Input records:
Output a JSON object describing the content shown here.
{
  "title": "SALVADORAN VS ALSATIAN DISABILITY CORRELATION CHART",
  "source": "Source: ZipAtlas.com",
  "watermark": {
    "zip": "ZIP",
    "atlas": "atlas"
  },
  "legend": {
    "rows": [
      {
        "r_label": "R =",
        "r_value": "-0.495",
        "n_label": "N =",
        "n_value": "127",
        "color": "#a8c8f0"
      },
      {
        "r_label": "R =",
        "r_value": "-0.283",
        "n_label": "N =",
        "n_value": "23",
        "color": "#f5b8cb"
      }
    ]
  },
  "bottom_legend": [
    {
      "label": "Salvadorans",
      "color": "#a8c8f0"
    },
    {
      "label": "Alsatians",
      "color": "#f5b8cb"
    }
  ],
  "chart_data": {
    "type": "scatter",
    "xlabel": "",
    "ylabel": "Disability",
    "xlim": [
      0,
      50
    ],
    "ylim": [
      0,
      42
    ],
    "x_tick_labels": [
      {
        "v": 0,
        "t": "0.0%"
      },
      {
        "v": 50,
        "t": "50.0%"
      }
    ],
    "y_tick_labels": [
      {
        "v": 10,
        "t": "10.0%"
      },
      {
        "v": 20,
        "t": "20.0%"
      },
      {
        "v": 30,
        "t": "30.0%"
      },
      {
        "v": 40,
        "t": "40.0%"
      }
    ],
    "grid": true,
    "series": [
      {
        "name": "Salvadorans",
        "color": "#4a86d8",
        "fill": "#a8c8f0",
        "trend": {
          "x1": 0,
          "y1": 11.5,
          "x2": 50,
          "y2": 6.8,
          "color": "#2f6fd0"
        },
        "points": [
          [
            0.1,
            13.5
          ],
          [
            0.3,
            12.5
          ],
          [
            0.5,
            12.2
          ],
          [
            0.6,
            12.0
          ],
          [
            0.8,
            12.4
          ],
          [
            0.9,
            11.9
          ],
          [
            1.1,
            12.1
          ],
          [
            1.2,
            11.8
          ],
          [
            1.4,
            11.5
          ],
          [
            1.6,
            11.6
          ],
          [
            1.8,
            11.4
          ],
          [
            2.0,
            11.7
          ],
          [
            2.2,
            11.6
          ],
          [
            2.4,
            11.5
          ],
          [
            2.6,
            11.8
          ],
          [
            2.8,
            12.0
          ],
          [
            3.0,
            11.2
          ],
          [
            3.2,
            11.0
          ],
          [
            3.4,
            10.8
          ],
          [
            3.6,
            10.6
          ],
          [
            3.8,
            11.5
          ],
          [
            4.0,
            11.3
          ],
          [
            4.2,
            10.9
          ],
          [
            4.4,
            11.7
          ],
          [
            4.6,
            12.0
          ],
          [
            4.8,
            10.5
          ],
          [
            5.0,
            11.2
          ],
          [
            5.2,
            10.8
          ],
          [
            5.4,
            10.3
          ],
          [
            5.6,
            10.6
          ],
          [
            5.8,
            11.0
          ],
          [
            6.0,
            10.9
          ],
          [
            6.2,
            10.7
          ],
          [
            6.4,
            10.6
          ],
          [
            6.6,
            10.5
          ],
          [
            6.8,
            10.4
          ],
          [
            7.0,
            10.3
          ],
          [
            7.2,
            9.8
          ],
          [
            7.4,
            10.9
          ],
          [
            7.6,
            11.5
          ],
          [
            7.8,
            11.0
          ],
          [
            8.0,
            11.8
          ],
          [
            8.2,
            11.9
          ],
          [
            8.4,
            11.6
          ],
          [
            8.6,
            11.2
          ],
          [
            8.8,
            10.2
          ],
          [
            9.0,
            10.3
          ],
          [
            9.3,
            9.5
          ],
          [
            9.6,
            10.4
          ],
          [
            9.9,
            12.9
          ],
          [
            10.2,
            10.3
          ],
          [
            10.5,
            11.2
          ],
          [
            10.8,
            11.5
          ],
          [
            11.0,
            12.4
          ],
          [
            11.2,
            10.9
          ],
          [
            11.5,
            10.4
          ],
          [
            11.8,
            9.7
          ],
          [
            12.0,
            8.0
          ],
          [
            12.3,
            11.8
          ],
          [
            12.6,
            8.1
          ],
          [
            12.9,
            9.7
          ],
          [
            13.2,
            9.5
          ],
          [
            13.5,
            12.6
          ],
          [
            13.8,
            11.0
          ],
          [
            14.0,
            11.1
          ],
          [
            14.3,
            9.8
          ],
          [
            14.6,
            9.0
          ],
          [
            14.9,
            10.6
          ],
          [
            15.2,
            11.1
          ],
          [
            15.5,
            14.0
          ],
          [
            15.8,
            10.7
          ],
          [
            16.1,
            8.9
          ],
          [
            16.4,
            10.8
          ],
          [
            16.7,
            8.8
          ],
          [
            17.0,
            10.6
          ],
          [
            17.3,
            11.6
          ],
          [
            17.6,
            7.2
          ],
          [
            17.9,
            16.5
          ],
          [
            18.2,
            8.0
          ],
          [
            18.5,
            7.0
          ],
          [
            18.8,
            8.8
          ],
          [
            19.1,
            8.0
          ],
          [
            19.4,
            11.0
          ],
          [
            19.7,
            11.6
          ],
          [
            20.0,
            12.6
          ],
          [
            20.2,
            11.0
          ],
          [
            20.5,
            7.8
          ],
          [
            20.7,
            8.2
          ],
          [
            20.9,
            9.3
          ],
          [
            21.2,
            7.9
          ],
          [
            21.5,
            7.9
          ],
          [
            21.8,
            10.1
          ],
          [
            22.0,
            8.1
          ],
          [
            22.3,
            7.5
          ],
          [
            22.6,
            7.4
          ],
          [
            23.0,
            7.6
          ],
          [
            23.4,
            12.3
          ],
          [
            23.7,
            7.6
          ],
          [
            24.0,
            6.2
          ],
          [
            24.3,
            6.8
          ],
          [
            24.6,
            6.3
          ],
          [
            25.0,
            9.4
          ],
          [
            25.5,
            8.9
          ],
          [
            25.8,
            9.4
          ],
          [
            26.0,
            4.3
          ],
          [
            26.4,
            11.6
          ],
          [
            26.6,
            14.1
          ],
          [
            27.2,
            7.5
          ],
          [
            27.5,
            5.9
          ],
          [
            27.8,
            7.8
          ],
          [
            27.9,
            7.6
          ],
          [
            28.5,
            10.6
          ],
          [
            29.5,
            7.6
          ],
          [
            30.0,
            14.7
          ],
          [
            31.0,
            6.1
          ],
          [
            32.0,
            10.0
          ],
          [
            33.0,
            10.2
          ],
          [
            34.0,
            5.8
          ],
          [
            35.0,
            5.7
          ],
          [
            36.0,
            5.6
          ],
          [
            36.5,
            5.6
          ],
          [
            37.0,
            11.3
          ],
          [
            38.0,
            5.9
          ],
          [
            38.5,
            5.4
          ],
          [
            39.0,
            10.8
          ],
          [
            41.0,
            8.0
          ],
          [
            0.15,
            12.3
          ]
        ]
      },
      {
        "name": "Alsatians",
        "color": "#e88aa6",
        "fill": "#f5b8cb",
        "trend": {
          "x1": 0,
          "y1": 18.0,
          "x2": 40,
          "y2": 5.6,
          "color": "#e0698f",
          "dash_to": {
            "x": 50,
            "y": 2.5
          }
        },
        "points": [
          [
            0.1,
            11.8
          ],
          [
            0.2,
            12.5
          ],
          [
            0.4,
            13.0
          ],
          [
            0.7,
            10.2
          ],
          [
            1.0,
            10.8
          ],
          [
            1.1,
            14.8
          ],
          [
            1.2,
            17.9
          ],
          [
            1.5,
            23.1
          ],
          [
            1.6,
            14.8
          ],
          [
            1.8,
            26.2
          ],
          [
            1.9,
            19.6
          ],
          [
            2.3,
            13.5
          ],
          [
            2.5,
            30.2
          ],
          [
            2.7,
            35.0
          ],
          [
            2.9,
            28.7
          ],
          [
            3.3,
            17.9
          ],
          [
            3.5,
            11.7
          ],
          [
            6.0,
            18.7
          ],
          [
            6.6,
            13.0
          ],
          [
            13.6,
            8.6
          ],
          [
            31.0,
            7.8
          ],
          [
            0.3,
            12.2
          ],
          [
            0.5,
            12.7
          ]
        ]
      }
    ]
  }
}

Written request:
Work out how many lines of the listing above include "Salvadorans". Answer with the number and nothing more.

Expected answer:
2